Data items:
______________________________

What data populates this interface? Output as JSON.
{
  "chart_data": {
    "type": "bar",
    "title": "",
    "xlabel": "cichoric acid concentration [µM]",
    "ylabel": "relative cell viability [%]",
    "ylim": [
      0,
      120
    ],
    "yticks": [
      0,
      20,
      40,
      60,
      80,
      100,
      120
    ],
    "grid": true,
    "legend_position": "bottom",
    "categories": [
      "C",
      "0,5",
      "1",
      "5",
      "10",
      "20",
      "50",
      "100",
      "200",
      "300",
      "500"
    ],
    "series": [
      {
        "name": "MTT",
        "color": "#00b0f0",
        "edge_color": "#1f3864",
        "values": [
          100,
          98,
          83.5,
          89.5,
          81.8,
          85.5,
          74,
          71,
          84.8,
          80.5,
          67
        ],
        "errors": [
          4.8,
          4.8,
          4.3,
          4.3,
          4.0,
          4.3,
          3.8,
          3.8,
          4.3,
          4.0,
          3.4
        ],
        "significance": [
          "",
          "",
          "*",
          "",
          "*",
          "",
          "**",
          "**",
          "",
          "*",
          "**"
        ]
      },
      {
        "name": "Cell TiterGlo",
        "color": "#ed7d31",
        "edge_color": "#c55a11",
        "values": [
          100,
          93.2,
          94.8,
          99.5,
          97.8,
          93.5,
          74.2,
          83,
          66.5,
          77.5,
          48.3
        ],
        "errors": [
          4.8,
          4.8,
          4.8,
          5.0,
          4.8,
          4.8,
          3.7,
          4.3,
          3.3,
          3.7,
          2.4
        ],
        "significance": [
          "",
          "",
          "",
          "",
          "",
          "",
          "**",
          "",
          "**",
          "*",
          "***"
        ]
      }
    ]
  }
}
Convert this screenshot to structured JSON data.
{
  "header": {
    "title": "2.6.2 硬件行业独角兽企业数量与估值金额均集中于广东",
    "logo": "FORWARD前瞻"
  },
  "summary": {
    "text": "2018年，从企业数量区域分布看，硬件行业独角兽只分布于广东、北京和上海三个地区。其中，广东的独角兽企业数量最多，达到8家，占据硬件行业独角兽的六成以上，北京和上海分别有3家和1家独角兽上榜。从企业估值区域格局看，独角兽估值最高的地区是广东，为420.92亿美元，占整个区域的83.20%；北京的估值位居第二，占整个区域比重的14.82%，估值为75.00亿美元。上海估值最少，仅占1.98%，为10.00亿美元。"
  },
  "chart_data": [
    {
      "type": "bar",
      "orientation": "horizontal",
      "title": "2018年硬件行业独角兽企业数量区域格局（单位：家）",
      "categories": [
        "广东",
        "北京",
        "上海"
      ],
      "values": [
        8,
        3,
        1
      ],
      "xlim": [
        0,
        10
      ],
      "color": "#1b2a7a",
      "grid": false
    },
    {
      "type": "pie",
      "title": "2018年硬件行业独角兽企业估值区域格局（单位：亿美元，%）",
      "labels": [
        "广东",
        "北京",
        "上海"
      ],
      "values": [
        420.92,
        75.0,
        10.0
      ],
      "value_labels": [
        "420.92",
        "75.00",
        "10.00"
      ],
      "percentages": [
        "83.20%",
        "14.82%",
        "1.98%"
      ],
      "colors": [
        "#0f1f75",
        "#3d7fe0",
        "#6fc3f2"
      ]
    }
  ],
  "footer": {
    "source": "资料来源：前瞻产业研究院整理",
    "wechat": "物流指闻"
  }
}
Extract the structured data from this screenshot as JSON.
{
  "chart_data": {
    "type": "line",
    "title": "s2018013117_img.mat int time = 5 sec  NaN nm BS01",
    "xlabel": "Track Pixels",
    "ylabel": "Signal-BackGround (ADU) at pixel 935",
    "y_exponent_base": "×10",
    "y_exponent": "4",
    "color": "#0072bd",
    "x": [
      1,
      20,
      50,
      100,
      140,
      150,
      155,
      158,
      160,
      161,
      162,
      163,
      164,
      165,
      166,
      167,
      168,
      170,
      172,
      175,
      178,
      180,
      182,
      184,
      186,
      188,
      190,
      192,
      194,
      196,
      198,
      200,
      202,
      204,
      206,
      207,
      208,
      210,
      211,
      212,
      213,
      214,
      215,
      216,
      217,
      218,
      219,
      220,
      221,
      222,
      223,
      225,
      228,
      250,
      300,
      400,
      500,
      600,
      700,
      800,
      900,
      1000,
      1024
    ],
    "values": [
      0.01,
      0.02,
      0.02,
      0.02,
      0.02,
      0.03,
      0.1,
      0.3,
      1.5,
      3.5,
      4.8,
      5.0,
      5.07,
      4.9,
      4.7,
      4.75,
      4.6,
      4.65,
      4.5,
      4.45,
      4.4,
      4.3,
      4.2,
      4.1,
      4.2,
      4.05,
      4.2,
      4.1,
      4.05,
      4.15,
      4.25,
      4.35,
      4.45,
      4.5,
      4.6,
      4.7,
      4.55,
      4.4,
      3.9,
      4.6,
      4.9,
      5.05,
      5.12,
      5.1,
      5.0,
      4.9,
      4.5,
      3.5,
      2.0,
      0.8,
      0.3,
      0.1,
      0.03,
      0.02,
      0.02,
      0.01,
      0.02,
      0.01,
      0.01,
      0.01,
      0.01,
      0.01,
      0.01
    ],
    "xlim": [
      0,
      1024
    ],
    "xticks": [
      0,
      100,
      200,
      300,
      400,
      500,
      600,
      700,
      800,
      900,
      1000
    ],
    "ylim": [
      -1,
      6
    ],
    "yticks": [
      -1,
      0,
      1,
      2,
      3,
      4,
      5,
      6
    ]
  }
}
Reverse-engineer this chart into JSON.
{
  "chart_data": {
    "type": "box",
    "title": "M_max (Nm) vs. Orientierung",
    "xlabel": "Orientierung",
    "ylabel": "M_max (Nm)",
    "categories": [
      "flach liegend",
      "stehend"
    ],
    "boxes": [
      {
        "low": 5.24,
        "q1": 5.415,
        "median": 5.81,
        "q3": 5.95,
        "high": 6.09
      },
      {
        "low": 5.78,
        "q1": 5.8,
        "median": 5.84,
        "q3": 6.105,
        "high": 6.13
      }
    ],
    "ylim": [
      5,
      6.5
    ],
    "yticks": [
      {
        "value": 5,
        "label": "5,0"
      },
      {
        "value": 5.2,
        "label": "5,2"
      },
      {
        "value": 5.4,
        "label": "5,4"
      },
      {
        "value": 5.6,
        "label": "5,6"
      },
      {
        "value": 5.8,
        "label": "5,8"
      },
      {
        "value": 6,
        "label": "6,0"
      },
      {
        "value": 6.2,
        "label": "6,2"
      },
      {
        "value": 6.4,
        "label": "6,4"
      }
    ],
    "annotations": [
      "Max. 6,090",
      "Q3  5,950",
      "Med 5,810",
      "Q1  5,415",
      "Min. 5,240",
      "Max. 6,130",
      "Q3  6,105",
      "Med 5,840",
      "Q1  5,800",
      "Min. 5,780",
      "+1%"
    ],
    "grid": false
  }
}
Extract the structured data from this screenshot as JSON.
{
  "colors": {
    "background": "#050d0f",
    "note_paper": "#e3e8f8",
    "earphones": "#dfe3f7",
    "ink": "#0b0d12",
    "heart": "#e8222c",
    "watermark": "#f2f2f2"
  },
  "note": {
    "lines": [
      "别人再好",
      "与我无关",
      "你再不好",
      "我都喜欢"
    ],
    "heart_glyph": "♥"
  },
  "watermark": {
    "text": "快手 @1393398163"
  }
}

______________________________

Copy out each record exactly as given, omitting none.

Reply:
What data populates this interface? Output as JSON.
{
  "chart_data": {
    "type": "bar",
    "title": "",
    "xlabel": "cichoric acid concentration [µM]",
    "ylabel": "relative cell viability [%]",
    "ylim": [
      0,
      120
    ],
    "yticks": [
      0,
      20,
      40,
      60,
      80,
      100,
      120
    ],
    "grid": true,
    "legend_position": "bottom",
    "categories": [
      "C",
      "0,5",
      "1",
      "5",
      "10",
      "20",
      "50",
      "100",
      "200",
      "300",
      "500"
    ],
    "series": [
      {
        "name": "MTT",
        "color": "#00b0f0",
        "edge_color": "#1f3864",
        "values": [
          100,
          98,
          83.5,
          89.5,
          81.8,
          85.5,
          74,
          71,
          84.8,
          80.5,
          67
        ],
        "errors": [
          4.8,
          4.8,
          4.3,
          4.3,
          4.0,
          4.3,
          3.8,
          3.8,
          4.3,
          4.0,
          3.4
        ],
        "significance": [
          "",
          "",
          "*",
          "",
          "*",
          "",
          "**",
          "**",
          "",
          "*",
          "**"
        ]
      },
      {
        "name": "Cell TiterGlo",
        "color": "#ed7d31",
        "edge_color": "#c55a11",
        "values": [
          100,
          93.2,
          94.8,
          99.5,
          97.8,
          93.5,
          74.2,
          83,
          66.5,
          77.5,
          48.3
        ],
        "errors": [
          4.8,
          4.8,
          4.8,
          5.0,
          4.8,
          4.8,
          3.7,
          4.3,
          3.3,
          3.7,
          2.4
        ],
        "significance": [
          "",
          "",
          "",
          "",
          "",
          "",
          "**",
          "",
          "**",
          "*",
          "***"
        ]
      }
    ]
  }
}
Convert this screenshot to structured JSON data.
{
  "header": {
    "title": "2.6.2 硬件行业独角兽企业数量与估值金额均集中于广东",
    "logo": "FORWARD前瞻"
  },
  "summary": {
    "text": "2018年，从企业数量区域分布看，硬件行业独角兽只分布于广东、北京和上海三个地区。其中，广东的独角兽企业数量最多，达到8家，占据硬件行业独角兽的六成以上，北京和上海分别有3家和1家独角兽上榜。从企业估值区域格局看，独角兽估值最高的地区是广东，为420.92亿美元，占整个区域的83.20%；北京的估值位居第二，占整个区域比重的14.82%，估值为75.00亿美元。上海估值最少，仅占1.98%，为10.00亿美元。"
  },
  "chart_data": [
    {
      "type": "bar",
      "orientation": "horizontal",
      "title": "2018年硬件行业独角兽企业数量区域格局（单位：家）",
      "categories": [
        "广东",
        "北京",
        "上海"
      ],
      "values": [
        8,
        3,
        1
      ],
      "xlim": [
        0,
        10
      ],
      "color": "#1b2a7a",
      "grid": false
    },
    {
      "type": "pie",
      "title": "2018年硬件行业独角兽企业估值区域格局（单位：亿美元，%）",
      "labels": [
        "广东",
        "北京",
        "上海"
      ],
      "values": [
        420.92,
        75.0,
        10.0
      ],
      "value_labels": [
        "420.92",
        "75.00",
        "10.00"
      ],
      "percentages": [
        "83.20%",
        "14.82%",
        "1.98%"
      ],
      "colors": [
        "#0f1f75",
        "#3d7fe0",
        "#6fc3f2"
      ]
    }
  ],
  "footer": {
    "source": "资料来源：前瞻产业研究院整理",
    "wechat": "物流指闻"
  }
}
Extract the structured data from this screenshot as JSON.
{
  "chart_data": {
    "type": "line",
    "title": "s2018013117_img.mat int time = 5 sec  NaN nm BS01",
    "xlabel": "Track Pixels",
    "ylabel": "Signal-BackGround (ADU) at pixel 935",
    "y_exponent_base": "×10",
    "y_exponent": "4",
    "color": "#0072bd",
    "x": [
      1,
      20,
      50,
      100,
      140,
      150,
      155,
      158,
      160,
      161,
      162,
      163,
      164,
      165,
      166,
      167,
      168,
      170,
      172,
      175,
      178,
      180,
      182,
      184,
      186,
      188,
      190,
      192,
      194,
      196,
      198,
      200,
      202,
      204,
      206,
      207,
      208,
      210,
      211,
      212,
      213,
      214,
      215,
      216,
      217,
      218,
      219,
      220,
      221,
      222,
      223,
      225,
      228,
      250,
      300,
      400,
      500,
      600,
      700,
      800,
      900,
      1000,
      1024
    ],
    "values": [
      0.01,
      0.02,
      0.02,
      0.02,
      0.02,
      0.03,
      0.1,
      0.3,
      1.5,
      3.5,
      4.8,
      5.0,
      5.07,
      4.9,
      4.7,
      4.75,
      4.6,
      4.65,
      4.5,
      4.45,
      4.4,
      4.3,
      4.2,
      4.1,
      4.2,
      4.05,
      4.2,
      4.1,
      4.05,
      4.15,
      4.25,
      4.35,
      4.45,
      4.5,
      4.6,
      4.7,
      4.55,
      4.4,
      3.9,
      4.6,
      4.9,
      5.05,
      5.12,
      5.1,
      5.0,
      4.9,
      4.5,
      3.5,
      2.0,
      0.8,
      0.3,
      0.1,
      0.03,
      0.02,
      0.02,
      0.01,
      0.02,
      0.01,
      0.01,
      0.01,
      0.01,
      0.01,
      0.01
    ],
    "xlim": [
      0,
      1024
    ],
    "xticks": [
      0,
      100,
      200,
      300,
      400,
      500,
      600,
      700,
      800,
      900,
      1000
    ],
    "ylim": [
      -1,
      6
    ],
    "yticks": [
      -1,
      0,
      1,
      2,
      3,
      4,
      5,
      6
    ]
  }
}
Reverse-engineer this chart into JSON.
{
  "chart_data": {
    "type": "box",
    "title": "M_max (Nm) vs. Orientierung",
    "xlabel": "Orientierung",
    "ylabel": "M_max (Nm)",
    "categories": [
      "flach liegend",
      "stehend"
    ],
    "boxes": [
      {
        "low": 5.24,
        "q1": 5.415,
        "median": 5.81,
        "q3": 5.95,
        "high": 6.09
      },
      {
        "low": 5.78,
        "q1": 5.8,
        "median": 5.84,
        "q3": 6.105,
        "high": 6.13
      }
    ],
    "ylim": [
      5,
      6.5
    ],
    "yticks": [
      {
        "value": 5,
        "label": "5,0"
      },
      {
        "value": 5.2,
        "label": "5,2"
      },
      {
        "value": 5.4,
        "label": "5,4"
      },
      {
        "value": 5.6,
        "label": "5,6"
      },
      {
        "value": 5.8,
        "label": "5,8"
      },
      {
        "value": 6,
        "label": "6,0"
      },
      {
        "value": 6.2,
        "label": "6,2"
      },
      {
        "value": 6.4,
        "label": "6,4"
      }
    ],
    "annotations": [
      "Max. 6,090",
      "Q3  5,950",
      "Med 5,810",
      "Q1  5,415",
      "Min. 5,240",
      "Max. 6,130",
      "Q3  6,105",
      "Med 5,840",
      "Q1  5,800",
      "Min. 5,780",
      "+1%"
    ],
    "grid": false
  }
}
Extract the structured data from this screenshot as JSON.
{
  "colors": {
    "background": "#050d0f",
    "note_paper": "#e3e8f8",
    "earphones": "#dfe3f7",
    "ink": "#0b0d12",
    "heart": "#e8222c",
    "watermark": "#f2f2f2"
  },
  "note": {
    "lines": [
      "别人再好",
      "与我无关",
      "你再不好",
      "我都喜欢"
    ],
    "heart_glyph": "♥"
  },
  "watermark": {
    "text": "快手 @1393398163"
  }
}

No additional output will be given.